◆ **Problem set**:
**1)** From the worked example in the Fibonacci sequence text, list every number that appears to the right of an equals sign.
**2)** Update the Fibonacci sequence text from "When you’re all" to "the golden ratio.", with "finance" replaced by "economics".

When you’re all the way through, take our Writing Functions in Python course to reinforce concepts like scoping and error handling, or try our Intermediate Object-Oriented Programming in Python course to learn about inheritance and base classes. Now, let's try out the Fibonacci sequence.
What is the Fibonacci Sequence?
The Fibonacci sequence is a mathematical concept that appears in many areas of science and nature. It is a series of numbers where each number is the sum of the two preceding ones, starting with 0 and 1. This pattern forms the basis for applications in fields like computer science and finance.
Two main aspects define the Fibonacci sequence: the recursive structure of the sequence and its relationship with the golden ratio.
Recursive nature of the Fibonacci sequence
The Fibonacci sequence starts with 0 and 1. Each new number is the sum of the two numbers before it. For example:
0 + 1 = 1
1 + 1 = 2
1 + 2 = 3
2 + 3 = 5
3 + 5 = 8
5 + 8 = 13
And so on.

◆ **Data section**:
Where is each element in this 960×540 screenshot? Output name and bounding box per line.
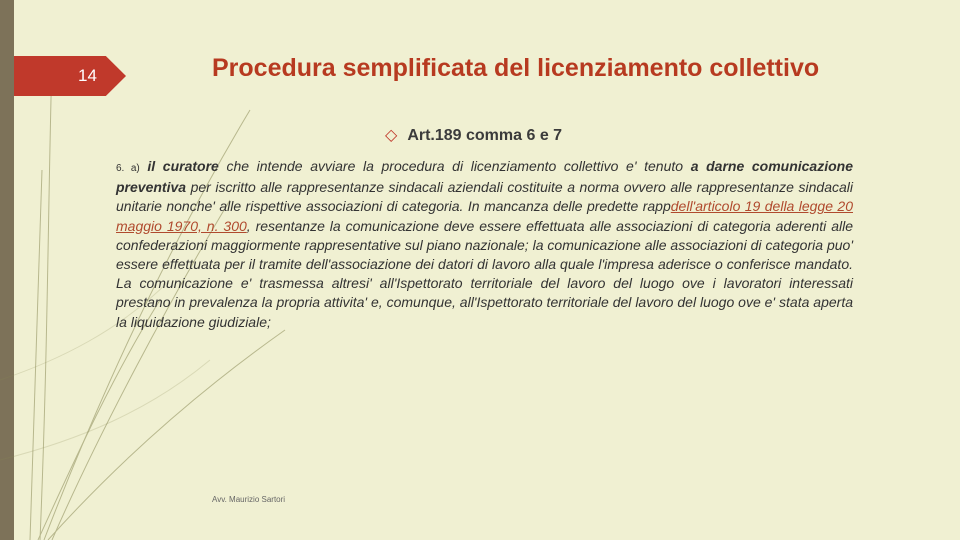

◆ **Worked answers**:
**1)** 1, 2, 3, 5, 8, 13

**2)**
When you’re all the way through, take our Writing Functions in Python course to reinforce concepts like scoping and error handling, or try our Intermediate Object-Oriented Programming in Python course to learn about inheritance and base classes. Now, let's try out the Fibonacci sequence.
What is the Fibonacci Sequence?
The Fibonacci sequence is a mathematical concept that appears in many areas of science and nature. It is a series of numbers where each number is the sum of the two preceding ones, starting with 0 and 1. This pattern forms the basis for applications in fields like computer science and economics.
Two main aspects define the Fibonacci sequence: the recursive structure of the sequence and its relationship with the golden ratio.